> [CONSIGNA]:
En el resumen del libro sobre Charles Darwin, ¿quién lo invitó a unirse a la expedición del Beagle?

> [FRAGMENTO PROPORCIONADO]:

────────────────────────────────────────

Resumen del libro:
Charles Darwin, a los 22 años, se encontró con una encrucijada que cambiaría el rumbo de su vida. La invitación del capitán Fitz Roy para unirse a la expedición del Beagle fue el comienzo de un viaje que él mismo denominaría como el más trascendental de su existencia. Este joven, en busca de propósito y dirección, aceptó la oportunidad, sin sospechar que marcaría un hito en la historia de la ciencia. La pequeña decisión de su tío de llevarlo en coche unos cuantos kilómetros hasta Shrewsbury desencadenó una odisea que forjaría su futuro.
A lo largo del viaje, Darwin se sumergió en un mundo de diversidad y maravilla. Desde las costas de América del Sur hasta las tierras australianas, cada rincón explorado ampliaba su visión y enriquecía su comprensión de la historia natural. La observación minuciosa de las especies que encontraba alimentaba su curiosidad y lo impulsaba hacia una pasión ardiente por la ciencia. Fue durante este periplo que Darwin descubrió su amor por la observación y el razonamiento, dejando atrás cualquier otro interés que pudiera haber tenido.

────────────────────────────────────────

> [EXTRACTO DEL MATERIAL]:
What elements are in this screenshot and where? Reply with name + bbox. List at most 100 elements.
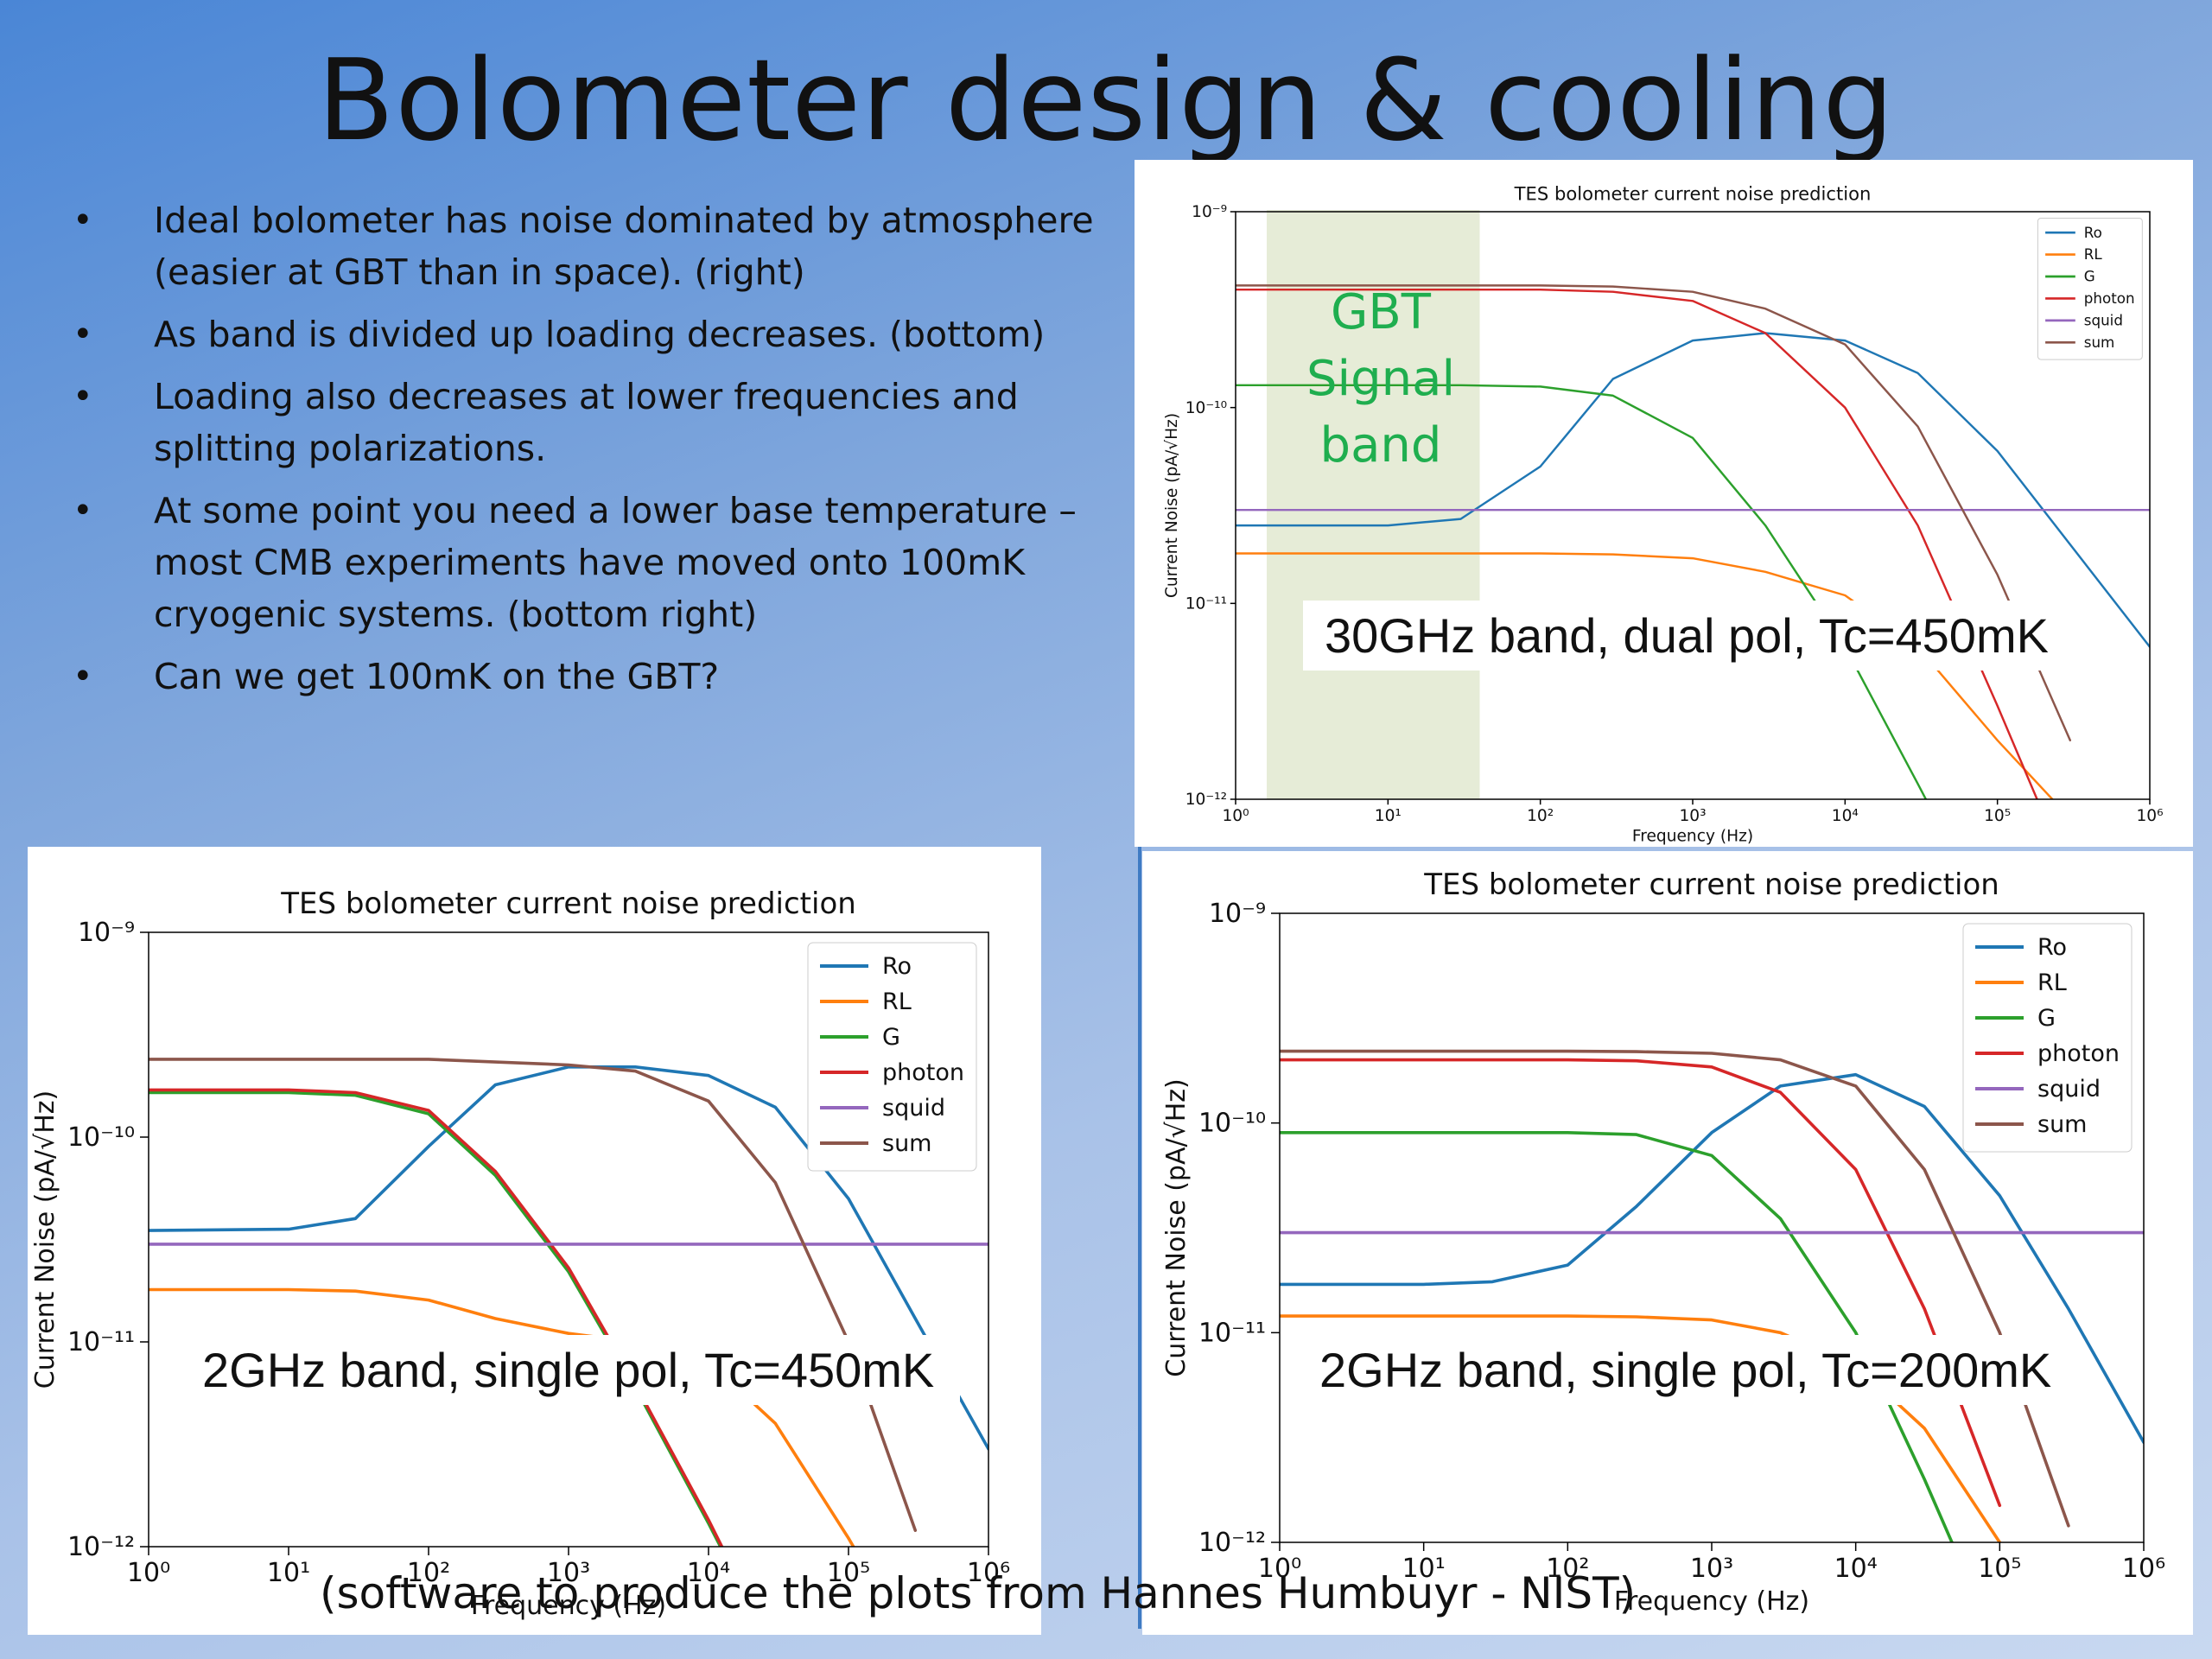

────────────────────────────────────────

> [RESPUESTA COMPLETA]:
El capitán Fitz Roy.